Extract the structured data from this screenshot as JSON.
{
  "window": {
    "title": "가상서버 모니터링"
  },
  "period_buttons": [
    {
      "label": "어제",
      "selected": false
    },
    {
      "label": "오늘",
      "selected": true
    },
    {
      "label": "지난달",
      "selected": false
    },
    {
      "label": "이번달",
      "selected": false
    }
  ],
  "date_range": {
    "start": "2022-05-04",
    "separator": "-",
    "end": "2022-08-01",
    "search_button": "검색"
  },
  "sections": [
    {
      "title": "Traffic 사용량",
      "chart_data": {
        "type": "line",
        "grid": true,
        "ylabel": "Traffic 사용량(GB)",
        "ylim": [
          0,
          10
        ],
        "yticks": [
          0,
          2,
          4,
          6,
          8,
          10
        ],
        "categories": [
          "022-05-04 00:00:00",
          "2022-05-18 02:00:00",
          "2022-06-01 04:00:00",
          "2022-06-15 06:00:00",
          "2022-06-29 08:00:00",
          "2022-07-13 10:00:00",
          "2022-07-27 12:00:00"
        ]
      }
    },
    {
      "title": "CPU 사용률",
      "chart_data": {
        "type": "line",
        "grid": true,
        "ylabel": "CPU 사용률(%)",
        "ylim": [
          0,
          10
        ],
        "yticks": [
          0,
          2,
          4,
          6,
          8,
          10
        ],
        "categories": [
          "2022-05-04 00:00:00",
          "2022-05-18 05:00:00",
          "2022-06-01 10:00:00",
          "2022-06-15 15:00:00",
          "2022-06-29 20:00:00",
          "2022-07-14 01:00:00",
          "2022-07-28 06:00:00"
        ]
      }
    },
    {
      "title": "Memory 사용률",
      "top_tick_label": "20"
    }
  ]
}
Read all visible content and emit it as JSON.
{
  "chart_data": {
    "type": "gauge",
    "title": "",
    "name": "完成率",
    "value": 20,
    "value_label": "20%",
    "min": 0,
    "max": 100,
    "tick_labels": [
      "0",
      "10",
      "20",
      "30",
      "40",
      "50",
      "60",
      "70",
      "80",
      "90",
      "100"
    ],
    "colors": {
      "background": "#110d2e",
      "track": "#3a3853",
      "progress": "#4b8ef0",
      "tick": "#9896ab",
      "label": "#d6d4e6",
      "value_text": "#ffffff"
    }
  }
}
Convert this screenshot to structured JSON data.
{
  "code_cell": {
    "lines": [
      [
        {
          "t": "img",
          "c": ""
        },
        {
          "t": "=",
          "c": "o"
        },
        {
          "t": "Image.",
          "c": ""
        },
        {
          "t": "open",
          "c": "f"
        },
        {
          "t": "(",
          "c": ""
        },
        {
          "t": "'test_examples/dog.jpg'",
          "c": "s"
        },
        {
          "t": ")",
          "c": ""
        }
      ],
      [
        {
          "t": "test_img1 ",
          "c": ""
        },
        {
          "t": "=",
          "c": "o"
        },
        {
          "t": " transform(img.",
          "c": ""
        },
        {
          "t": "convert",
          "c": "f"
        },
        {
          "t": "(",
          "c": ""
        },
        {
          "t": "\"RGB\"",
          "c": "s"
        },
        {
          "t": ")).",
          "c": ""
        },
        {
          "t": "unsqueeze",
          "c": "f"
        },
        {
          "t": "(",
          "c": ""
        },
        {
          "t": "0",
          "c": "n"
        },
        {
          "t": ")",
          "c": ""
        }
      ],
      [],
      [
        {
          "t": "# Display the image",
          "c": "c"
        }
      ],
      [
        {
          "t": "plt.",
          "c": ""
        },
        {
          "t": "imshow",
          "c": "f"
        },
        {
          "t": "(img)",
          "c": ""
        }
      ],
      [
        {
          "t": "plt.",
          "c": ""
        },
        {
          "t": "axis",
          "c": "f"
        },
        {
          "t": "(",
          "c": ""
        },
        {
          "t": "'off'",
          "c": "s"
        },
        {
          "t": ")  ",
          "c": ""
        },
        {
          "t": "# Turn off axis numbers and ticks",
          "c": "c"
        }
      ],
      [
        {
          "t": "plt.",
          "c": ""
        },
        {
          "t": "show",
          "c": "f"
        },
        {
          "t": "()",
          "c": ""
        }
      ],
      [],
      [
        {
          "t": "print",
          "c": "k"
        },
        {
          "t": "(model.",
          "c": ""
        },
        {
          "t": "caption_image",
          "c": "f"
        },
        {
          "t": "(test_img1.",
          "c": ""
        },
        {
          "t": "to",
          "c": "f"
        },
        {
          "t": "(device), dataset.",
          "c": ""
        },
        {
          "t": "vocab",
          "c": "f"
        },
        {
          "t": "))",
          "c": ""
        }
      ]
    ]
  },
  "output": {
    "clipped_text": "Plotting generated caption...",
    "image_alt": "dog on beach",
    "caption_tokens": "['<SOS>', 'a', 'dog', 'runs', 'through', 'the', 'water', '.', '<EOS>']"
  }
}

Task to complete
Print the entries exactly. Include every one.

The output
Extract the structured data from this screenshot as JSON.
{
  "window": {
    "title": "가상서버 모니터링"
  },
  "period_buttons": [
    {
      "label": "어제",
      "selected": false
    },
    {
      "label": "오늘",
      "selected": true
    },
    {
      "label": "지난달",
      "selected": false
    },
    {
      "label": "이번달",
      "selected": false
    }
  ],
  "date_range": {
    "start": "2022-05-04",
    "separator": "-",
    "end": "2022-08-01",
    "search_button": "검색"
  },
  "sections": [
    {
      "title": "Traffic 사용량",
      "chart_data": {
        "type": "line",
        "grid": true,
        "ylabel": "Traffic 사용량(GB)",
        "ylim": [
          0,
          10
        ],
        "yticks": [
          0,
          2,
          4,
          6,
          8,
          10
        ],
        "categories": [
          "022-05-04 00:00:00",
          "2022-05-18 02:00:00",
          "2022-06-01 04:00:00",
          "2022-06-15 06:00:00",
          "2022-06-29 08:00:00",
          "2022-07-13 10:00:00",
          "2022-07-27 12:00:00"
        ]
      }
    },
    {
      "title": "CPU 사용률",
      "chart_data": {
        "type": "line",
        "grid": true,
        "ylabel": "CPU 사용률(%)",
        "ylim": [
          0,
          10
        ],
        "yticks": [
          0,
          2,
          4,
          6,
          8,
          10
        ],
        "categories": [
          "2022-05-04 00:00:00",
          "2022-05-18 05:00:00",
          "2022-06-01 10:00:00",
          "2022-06-15 15:00:00",
          "2022-06-29 20:00:00",
          "2022-07-14 01:00:00",
          "2022-07-28 06:00:00"
        ]
      }
    },
    {
      "title": "Memory 사용률",
      "top_tick_label": "20"
    }
  ]
}
Read all visible content and emit it as JSON.
{
  "chart_data": {
    "type": "gauge",
    "title": "",
    "name": "完成率",
    "value": 20,
    "value_label": "20%",
    "min": 0,
    "max": 100,
    "tick_labels": [
      "0",
      "10",
      "20",
      "30",
      "40",
      "50",
      "60",
      "70",
      "80",
      "90",
      "100"
    ],
    "colors": {
      "background": "#110d2e",
      "track": "#3a3853",
      "progress": "#4b8ef0",
      "tick": "#9896ab",
      "label": "#d6d4e6",
      "value_text": "#ffffff"
    }
  }
}
Convert this screenshot to structured JSON data.
{
  "code_cell": {
    "lines": [
      [
        {
          "t": "img",
          "c": ""
        },
        {
          "t": "=",
          "c": "o"
        },
        {
          "t": "Image.",
          "c": ""
        },
        {
          "t": "open",
          "c": "f"
        },
        {
          "t": "(",
          "c": ""
        },
        {
          "t": "'test_examples/dog.jpg'",
          "c": "s"
        },
        {
          "t": ")",
          "c": ""
        }
      ],
      [
        {
          "t": "test_img1 ",
          "c": ""
        },
        {
          "t": "=",
          "c": "o"
        },
        {
          "t": " transform(img.",
          "c": ""
        },
        {
          "t": "convert",
          "c": "f"
        },
        {
          "t": "(",
          "c": ""
        },
        {
          "t": "\"RGB\"",
          "c": "s"
        },
        {
          "t": ")).",
          "c": ""
        },
        {
          "t": "unsqueeze",
          "c": "f"
        },
        {
          "t": "(",
          "c": ""
        },
        {
          "t": "0",
          "c": "n"
        },
        {
          "t": ")",
          "c": ""
        }
      ],
      [],
      [
        {
          "t": "# Display the image",
          "c": "c"
        }
      ],
      [
        {
          "t": "plt.",
          "c": ""
        },
        {
          "t": "imshow",
          "c": "f"
        },
        {
          "t": "(img)",
          "c": ""
        }
      ],
      [
        {
          "t": "plt.",
          "c": ""
        },
        {
          "t": "axis",
          "c": "f"
        },
        {
          "t": "(",
          "c": ""
        },
        {
          "t": "'off'",
          "c": "s"
        },
        {
          "t": ")  ",
          "c": ""
        },
        {
          "t": "# Turn off axis numbers and ticks",
          "c": "c"
        }
      ],
      [
        {
          "t": "plt.",
          "c": ""
        },
        {
          "t": "show",
          "c": "f"
        },
        {
          "t": "()",
          "c": ""
        }
      ],
      [],
      [
        {
          "t": "print",
          "c": "k"
        },
        {
          "t": "(model.",
          "c": ""
        },
        {
          "t": "caption_image",
          "c": "f"
        },
        {
          "t": "(test_img1.",
          "c": ""
        },
        {
          "t": "to",
          "c": "f"
        },
        {
          "t": "(device), dataset.",
          "c": ""
        },
        {
          "t": "vocab",
          "c": "f"
        },
        {
          "t": "))",
          "c": ""
        }
      ]
    ]
  },
  "output": {
    "clipped_text": "Plotting generated caption...",
    "image_alt": "dog on beach",
    "caption_tokens": "['<SOS>', 'a', 'dog', 'runs', 'through', 'the', 'water', '.', '<EOS>']"
  }
}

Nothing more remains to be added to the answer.